_GOALS_
A. Retype the stretch of the QuartzNet blocks source code from "This module correspond" through "during the forward.".
B. In the QuartzNet blocks source code, what is the default value of the `use_mask` argument in `MaskedConv1d`?
C. Translate this sentence from the QuartzNet blocks source code into Spanish: "Arguments to create are the same as nn.Conv1d, but with the addition of use_mask for special behaviour."

_SELECTED EXCERPT_
--- Start ---

Source code in thunder/quartznet/blocks.py

class InitMode(str, Enum):
    """Weight init methods. Used by [`init_weights`][thunder.quartznet.blocks.init_weights].

    Note:
        Possible values are `xavier_uniform`,`xavier_normal`,`kaiming_uniform` and `kaiming_normal`
    """

    xavier_uniform = "xavier_uniform"
    xavier_normal = "xavier_normal"
    kaiming_uniform = "kaiming_uniform"
    kaiming_normal = "kaiming_normal"

`MaskedConv1d (Module)`

Source code in thunder/quartznet/blocks.py

class MaskedConv1d(nn.Module):
    __constants__ = ["use_mask", "padding", "dilation", "kernel_size", "stride"]

    def __init__(
        self,
        in_channels: int,
        out_channels: int,
        kernel_size: _size_1_t,
        stride: _size_1_t = 1,
        padding: _size_1_t = 0,
        dilation: _size_1_t = 1,
        groups: int = 1,
        bias: bool = False,
        use_mask: bool = True,
    ):
        """Masked Convolution.
        This module correspond to a 1d convolution with input masking. Arguments to create are the
        same as nn.Conv1d, but with the addition of use_mask for special behaviour.
        Args:
            in_channels: Same as nn.Conv1d
            out_channels: Same as nn.Conv1d
            kernel_size: Same as nn.Conv1d
            stride: Same as nn.Conv1d
            padding: Same as nn.Conv1d
            dilation: Same as nn.Conv1d
            groups: Same as nn.Conv1d
            bias: Same as nn.Conv1d
            use_mask: Controls the masking of input before the convolution during the forward.

--- End ---

[Element box records]
--- Start ---

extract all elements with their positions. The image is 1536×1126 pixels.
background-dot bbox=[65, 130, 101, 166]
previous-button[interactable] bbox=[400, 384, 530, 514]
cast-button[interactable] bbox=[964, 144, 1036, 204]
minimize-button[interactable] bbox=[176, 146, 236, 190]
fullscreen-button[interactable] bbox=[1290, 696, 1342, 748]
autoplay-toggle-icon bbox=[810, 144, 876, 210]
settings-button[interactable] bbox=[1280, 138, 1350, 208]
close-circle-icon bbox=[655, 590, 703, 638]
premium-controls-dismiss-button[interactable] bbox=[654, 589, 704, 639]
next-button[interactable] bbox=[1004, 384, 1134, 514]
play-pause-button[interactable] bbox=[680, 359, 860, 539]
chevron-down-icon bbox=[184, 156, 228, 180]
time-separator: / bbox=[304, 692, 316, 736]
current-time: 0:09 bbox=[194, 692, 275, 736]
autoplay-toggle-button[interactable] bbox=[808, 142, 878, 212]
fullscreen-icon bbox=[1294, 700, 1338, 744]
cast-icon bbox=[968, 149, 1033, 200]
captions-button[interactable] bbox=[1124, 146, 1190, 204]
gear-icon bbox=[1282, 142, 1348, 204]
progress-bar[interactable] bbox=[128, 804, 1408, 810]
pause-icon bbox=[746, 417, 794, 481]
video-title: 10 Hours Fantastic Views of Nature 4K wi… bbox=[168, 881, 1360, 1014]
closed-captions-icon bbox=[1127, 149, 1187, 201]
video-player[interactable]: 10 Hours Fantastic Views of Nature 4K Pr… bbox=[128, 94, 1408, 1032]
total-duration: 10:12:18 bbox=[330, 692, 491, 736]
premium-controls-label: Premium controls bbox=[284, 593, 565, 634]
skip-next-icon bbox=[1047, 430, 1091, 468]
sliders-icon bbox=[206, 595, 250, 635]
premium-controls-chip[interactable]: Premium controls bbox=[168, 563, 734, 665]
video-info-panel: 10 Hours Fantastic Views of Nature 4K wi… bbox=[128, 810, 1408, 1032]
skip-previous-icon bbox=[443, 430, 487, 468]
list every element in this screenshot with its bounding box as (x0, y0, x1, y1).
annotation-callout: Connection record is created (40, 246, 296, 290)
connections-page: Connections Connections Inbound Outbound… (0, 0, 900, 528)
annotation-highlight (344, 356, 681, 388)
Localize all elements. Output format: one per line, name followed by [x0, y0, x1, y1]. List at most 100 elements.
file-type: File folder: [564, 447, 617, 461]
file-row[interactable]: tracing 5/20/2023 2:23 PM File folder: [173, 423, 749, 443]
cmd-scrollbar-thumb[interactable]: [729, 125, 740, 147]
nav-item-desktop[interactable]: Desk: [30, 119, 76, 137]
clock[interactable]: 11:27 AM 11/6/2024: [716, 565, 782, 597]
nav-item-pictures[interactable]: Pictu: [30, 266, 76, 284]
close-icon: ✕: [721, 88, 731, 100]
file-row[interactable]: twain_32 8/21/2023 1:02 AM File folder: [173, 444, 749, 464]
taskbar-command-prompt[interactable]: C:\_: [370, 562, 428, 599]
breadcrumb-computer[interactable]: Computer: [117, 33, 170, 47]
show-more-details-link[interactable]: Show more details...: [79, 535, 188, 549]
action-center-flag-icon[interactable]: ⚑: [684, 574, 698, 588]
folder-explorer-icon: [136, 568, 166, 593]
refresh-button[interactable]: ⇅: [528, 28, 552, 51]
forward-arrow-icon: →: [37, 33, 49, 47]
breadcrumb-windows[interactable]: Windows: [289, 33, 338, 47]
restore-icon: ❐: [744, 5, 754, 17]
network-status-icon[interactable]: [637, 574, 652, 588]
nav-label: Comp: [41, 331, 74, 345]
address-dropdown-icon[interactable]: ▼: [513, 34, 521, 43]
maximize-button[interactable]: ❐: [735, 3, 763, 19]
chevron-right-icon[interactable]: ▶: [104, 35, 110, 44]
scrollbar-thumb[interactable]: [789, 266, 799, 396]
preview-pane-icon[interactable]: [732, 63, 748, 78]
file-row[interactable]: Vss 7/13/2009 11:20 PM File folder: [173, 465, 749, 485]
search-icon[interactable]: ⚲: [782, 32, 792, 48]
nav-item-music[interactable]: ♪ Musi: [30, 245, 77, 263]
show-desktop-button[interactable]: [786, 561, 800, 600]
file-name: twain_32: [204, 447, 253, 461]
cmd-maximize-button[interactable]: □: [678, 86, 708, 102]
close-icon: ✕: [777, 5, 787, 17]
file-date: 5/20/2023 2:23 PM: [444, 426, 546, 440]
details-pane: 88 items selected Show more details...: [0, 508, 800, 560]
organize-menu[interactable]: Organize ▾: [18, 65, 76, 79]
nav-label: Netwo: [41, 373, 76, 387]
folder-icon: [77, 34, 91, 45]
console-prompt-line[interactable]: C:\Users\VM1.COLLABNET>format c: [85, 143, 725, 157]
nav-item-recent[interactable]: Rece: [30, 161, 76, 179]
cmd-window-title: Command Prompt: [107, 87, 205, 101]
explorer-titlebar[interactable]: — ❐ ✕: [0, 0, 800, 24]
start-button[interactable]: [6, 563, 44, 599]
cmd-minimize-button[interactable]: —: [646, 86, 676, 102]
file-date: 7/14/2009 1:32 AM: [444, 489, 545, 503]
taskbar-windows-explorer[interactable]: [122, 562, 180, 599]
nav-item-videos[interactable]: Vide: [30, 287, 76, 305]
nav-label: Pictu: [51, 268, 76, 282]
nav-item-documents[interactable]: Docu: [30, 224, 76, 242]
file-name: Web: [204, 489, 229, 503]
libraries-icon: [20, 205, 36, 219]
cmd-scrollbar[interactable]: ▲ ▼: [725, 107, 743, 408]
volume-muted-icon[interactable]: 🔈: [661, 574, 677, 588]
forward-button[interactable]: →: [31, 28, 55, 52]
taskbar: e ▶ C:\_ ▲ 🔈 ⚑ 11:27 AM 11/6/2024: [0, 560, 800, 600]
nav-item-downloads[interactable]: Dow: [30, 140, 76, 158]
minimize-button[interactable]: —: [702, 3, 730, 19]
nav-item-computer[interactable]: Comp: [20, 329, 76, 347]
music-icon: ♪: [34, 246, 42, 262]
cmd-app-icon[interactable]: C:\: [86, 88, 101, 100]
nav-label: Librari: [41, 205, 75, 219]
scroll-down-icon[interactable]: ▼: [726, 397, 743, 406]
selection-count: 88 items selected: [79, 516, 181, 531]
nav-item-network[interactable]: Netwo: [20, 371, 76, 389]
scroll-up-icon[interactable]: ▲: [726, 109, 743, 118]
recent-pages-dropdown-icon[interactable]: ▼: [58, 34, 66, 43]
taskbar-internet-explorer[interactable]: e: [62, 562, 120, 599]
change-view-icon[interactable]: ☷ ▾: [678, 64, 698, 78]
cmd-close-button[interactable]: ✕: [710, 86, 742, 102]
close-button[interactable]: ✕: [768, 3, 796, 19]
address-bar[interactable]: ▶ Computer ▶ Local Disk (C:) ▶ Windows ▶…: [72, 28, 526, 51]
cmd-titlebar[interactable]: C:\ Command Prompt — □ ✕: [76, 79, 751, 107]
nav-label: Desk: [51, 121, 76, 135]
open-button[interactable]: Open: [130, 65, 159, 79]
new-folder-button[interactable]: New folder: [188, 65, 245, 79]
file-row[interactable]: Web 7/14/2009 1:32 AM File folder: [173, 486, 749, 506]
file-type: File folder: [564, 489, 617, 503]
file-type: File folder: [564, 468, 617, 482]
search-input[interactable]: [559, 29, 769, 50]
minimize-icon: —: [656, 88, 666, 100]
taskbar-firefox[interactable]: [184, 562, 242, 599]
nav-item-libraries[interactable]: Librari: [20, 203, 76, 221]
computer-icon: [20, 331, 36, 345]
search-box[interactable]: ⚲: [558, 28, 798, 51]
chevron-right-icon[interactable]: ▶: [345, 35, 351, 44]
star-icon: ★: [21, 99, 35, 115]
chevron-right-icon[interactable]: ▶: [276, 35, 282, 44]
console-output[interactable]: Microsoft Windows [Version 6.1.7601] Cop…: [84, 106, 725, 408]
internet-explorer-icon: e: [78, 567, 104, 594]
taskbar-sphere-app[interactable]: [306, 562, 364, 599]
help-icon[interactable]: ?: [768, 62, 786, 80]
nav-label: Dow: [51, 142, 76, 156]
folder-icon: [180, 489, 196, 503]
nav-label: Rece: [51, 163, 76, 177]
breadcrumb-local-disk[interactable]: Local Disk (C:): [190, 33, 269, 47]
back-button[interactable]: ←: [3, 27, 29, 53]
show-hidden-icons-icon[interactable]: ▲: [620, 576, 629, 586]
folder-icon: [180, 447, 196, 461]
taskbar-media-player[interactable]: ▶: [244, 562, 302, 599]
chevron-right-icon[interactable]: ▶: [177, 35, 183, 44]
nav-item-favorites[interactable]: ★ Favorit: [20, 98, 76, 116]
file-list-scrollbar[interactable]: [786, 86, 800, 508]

--- End ---

_SOLUTIONS TO THE TASKS_
A.
This module correspond to a 1d convolution with input masking. Arguments to create are the
        same as nn.Conv1d, but with the addition of use_mask for special behaviour.
        Args:
            in_channels: Same as nn.Conv1d
            out_channels: Same as nn.Conv1d
            kernel_size: Same as nn.Conv1d
            stride: Same as nn.Conv1d
            padding: Same as nn.Conv1d
            dilation: Same as nn.Conv1d
            groups: Same as nn.Conv1d
            bias: Same as nn.Conv1d
            use_mask: Controls the masking of input before the convolution during the forward.

B. True

C. Los argumentos para crearlo son los mismos que los de nn.Conv1d, pero con el añadido de use_mask para un comportamiento especial.